• What the task requires
In the listing below, count each line containing "into" and answer with the count only.

** START OF Data shown **

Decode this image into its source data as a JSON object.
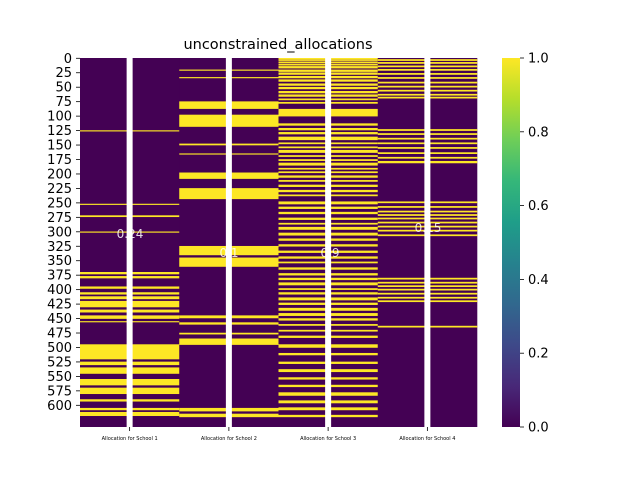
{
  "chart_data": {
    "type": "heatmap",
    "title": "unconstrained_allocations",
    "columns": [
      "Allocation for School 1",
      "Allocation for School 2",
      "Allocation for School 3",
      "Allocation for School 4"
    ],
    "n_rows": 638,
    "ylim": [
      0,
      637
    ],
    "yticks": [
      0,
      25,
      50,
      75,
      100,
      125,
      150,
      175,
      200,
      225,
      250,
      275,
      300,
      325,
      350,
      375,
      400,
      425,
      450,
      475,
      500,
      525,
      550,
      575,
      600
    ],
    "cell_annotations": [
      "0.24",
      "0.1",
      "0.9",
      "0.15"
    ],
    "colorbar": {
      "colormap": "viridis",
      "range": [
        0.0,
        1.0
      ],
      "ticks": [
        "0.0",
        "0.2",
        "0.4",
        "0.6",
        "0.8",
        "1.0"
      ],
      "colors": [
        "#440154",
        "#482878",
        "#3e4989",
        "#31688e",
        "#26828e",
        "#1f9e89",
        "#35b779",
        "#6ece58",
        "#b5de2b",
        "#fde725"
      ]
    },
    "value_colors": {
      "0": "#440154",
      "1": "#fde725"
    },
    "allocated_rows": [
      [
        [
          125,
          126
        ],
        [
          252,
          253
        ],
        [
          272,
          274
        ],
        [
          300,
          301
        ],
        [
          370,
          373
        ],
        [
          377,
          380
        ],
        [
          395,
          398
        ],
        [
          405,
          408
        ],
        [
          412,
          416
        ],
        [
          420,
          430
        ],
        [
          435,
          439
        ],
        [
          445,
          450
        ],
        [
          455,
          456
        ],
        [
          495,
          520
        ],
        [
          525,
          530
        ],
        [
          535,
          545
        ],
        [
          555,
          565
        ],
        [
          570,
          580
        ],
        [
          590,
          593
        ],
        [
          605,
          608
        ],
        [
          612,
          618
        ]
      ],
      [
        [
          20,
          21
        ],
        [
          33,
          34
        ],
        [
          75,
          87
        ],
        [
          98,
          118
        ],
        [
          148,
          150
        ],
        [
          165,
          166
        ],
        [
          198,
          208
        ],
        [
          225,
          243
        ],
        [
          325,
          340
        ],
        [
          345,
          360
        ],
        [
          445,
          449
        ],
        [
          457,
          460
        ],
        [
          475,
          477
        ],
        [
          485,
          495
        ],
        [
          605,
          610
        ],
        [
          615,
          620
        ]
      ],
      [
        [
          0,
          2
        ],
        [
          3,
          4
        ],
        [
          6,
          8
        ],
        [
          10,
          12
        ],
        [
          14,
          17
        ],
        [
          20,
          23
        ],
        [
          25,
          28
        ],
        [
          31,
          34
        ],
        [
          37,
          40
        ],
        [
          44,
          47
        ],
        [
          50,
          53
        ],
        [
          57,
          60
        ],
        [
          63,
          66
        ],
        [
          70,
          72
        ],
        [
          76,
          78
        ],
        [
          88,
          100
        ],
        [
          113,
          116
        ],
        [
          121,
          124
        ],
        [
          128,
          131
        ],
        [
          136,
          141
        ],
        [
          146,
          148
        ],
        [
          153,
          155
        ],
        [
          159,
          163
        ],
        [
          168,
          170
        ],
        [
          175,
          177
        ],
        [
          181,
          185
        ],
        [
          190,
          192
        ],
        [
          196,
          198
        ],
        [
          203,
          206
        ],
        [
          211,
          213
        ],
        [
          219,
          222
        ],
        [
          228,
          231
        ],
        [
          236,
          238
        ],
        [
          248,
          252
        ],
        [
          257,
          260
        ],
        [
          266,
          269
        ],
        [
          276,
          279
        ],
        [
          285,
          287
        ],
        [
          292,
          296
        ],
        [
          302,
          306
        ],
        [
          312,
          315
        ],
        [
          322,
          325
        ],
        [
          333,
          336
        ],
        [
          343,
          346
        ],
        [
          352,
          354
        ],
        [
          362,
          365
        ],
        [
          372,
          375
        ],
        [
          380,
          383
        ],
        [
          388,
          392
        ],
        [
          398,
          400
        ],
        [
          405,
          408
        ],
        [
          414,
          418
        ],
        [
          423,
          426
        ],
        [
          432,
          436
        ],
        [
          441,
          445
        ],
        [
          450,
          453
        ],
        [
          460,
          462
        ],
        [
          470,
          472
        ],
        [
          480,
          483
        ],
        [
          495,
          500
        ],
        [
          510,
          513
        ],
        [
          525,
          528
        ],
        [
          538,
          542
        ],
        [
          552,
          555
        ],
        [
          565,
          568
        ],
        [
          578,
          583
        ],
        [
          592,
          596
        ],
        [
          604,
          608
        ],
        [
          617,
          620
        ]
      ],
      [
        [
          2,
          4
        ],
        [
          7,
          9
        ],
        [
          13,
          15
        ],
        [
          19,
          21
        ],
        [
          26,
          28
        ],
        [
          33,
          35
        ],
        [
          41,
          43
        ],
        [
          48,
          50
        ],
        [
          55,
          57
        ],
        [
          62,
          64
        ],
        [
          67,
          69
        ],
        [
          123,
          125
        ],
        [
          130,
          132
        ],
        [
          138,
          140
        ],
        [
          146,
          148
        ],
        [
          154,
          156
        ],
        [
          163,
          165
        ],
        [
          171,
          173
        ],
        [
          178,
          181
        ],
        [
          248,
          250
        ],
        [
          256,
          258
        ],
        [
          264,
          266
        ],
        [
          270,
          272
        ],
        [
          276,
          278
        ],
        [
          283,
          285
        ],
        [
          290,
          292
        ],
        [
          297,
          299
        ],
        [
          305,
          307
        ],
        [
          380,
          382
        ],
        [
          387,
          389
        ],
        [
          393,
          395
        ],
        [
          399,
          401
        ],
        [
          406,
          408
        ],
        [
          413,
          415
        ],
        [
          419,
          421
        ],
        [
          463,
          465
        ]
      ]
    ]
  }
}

** END OF Data shown **
** START OF Data shown **

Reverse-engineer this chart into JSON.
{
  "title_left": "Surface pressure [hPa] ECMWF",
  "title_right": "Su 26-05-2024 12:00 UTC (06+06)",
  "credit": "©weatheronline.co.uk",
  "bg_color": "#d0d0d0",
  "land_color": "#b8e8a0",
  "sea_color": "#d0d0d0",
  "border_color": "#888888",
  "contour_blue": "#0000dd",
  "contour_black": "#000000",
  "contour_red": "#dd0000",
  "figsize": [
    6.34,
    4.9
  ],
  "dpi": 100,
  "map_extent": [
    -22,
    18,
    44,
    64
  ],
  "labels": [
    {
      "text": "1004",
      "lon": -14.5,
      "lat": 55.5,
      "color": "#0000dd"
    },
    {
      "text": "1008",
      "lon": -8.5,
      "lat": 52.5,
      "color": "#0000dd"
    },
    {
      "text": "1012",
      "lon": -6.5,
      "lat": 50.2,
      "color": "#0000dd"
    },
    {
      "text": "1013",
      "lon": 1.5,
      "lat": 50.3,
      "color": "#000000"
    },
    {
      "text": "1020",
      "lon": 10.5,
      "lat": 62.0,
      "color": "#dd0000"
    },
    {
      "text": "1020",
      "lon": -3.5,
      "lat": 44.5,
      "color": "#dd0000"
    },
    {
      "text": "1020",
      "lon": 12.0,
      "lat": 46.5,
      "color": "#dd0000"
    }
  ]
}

** END OF Data shown **

• Exercise response
2